» **What you have to do**
What you return should match every record exactly, with the images removed.

──────────────────────────────

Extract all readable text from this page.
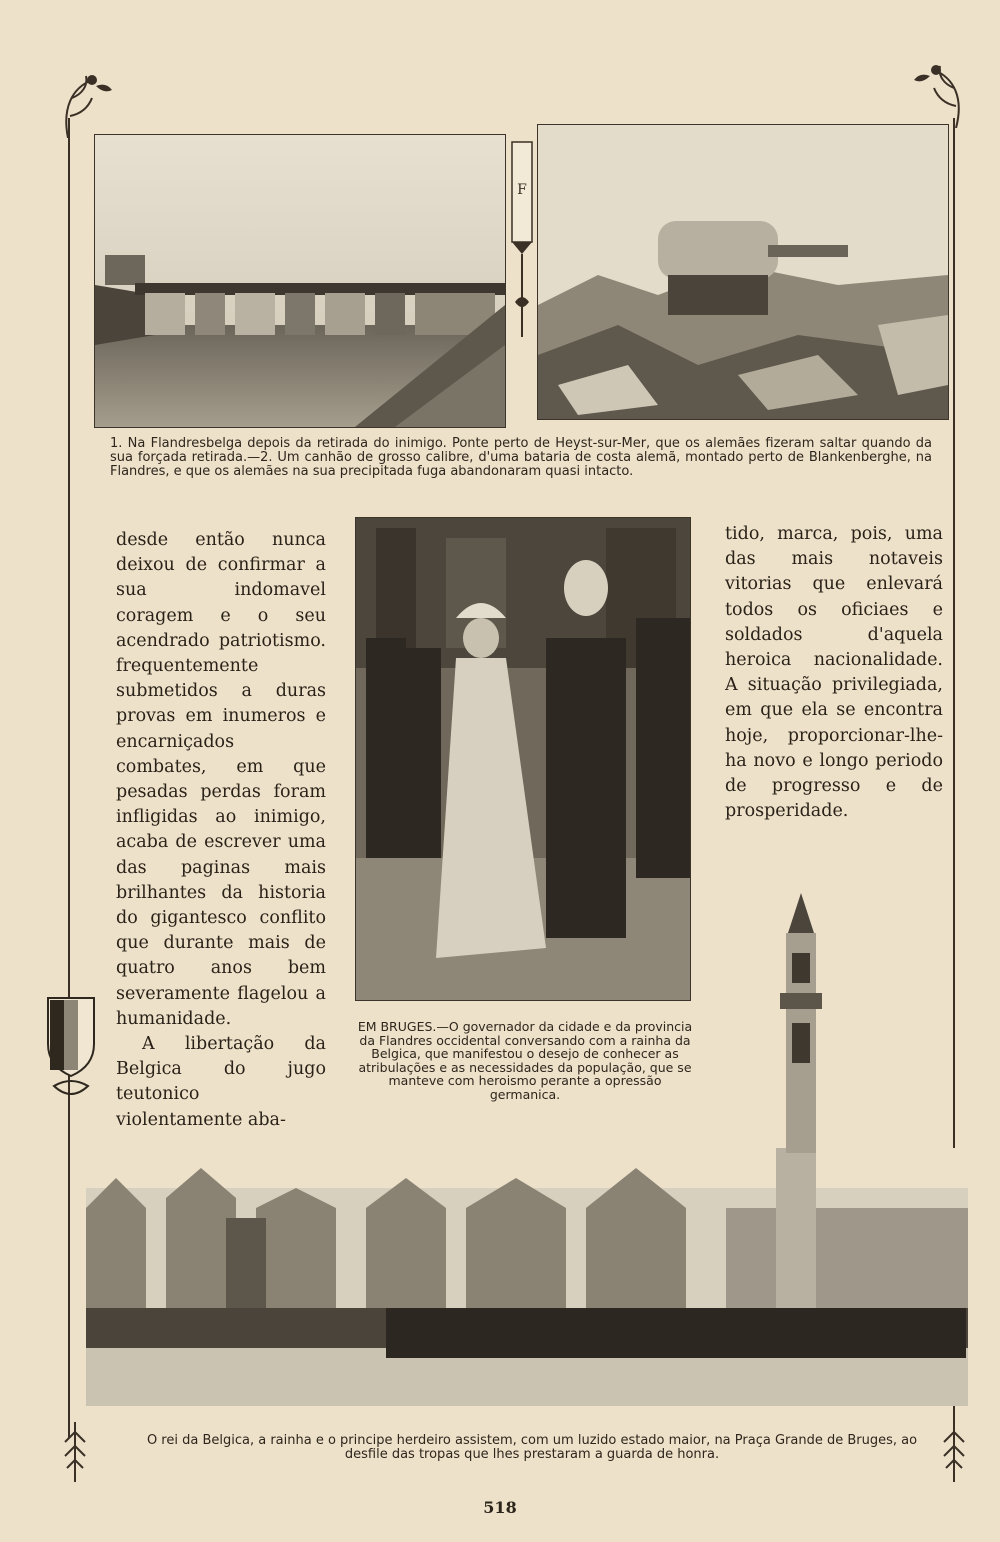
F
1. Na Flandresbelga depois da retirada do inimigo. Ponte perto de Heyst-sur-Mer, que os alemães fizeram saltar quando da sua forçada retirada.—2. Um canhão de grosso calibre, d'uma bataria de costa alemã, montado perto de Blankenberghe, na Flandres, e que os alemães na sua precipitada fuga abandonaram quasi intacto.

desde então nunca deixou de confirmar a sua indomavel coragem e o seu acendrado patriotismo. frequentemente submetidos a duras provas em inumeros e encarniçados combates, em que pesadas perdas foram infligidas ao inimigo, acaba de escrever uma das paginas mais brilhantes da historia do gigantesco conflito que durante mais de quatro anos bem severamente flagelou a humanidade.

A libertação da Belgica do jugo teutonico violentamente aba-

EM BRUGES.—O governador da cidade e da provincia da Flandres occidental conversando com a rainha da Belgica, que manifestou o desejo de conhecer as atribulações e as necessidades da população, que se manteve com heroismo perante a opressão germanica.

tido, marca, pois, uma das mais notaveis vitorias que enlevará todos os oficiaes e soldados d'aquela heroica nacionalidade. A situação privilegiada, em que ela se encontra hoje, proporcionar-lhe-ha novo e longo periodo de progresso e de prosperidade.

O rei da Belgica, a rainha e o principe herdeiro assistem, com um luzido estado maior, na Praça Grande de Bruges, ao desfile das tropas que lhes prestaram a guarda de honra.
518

──────────────────────────────

» **Answer to the problem**
Extract all readable text from this page.
F
1. Na Flandresbelga depois da retirada do inimigo. Ponte perto de Heyst-sur-Mer, que os alemães fizeram saltar quando da sua forçada retirada.—2. Um canhão de grosso calibre, d'uma bataria de costa alemã, montado perto de Blankenberghe, na Flandres, e que os alemães na sua precipitada fuga abandonaram quasi intacto.

desde então nunca deixou de confirmar a sua indomavel coragem e o seu acendrado patriotismo. frequentemente submetidos a duras provas em inumeros e encarniçados combates, em que pesadas perdas foram infligidas ao inimigo, acaba de escrever uma das paginas mais brilhantes da historia do gigantesco conflito que durante mais de quatro anos bem severamente flagelou a humanidade.

A libertação da Belgica do jugo teutonico violentamente aba-

EM BRUGES.—O governador da cidade e da provincia da Flandres occidental conversando com a rainha da Belgica, que manifestou o desejo de conhecer as atribulações e as necessidades da população, que se manteve com heroismo perante a opressão germanica.

tido, marca, pois, uma das mais notaveis vitorias que enlevará todos os oficiaes e soldados d'aquela heroica nacionalidade. A situação privilegiada, em que ela se encontra hoje, proporcionar-lhe-ha novo e longo periodo de progresso e de prosperidade.

O rei da Belgica, a rainha e o principe herdeiro assistem, com um luzido estado maior, na Praça Grande de Bruges, ao desfile das tropas que lhes prestaram a guarda de honra.
518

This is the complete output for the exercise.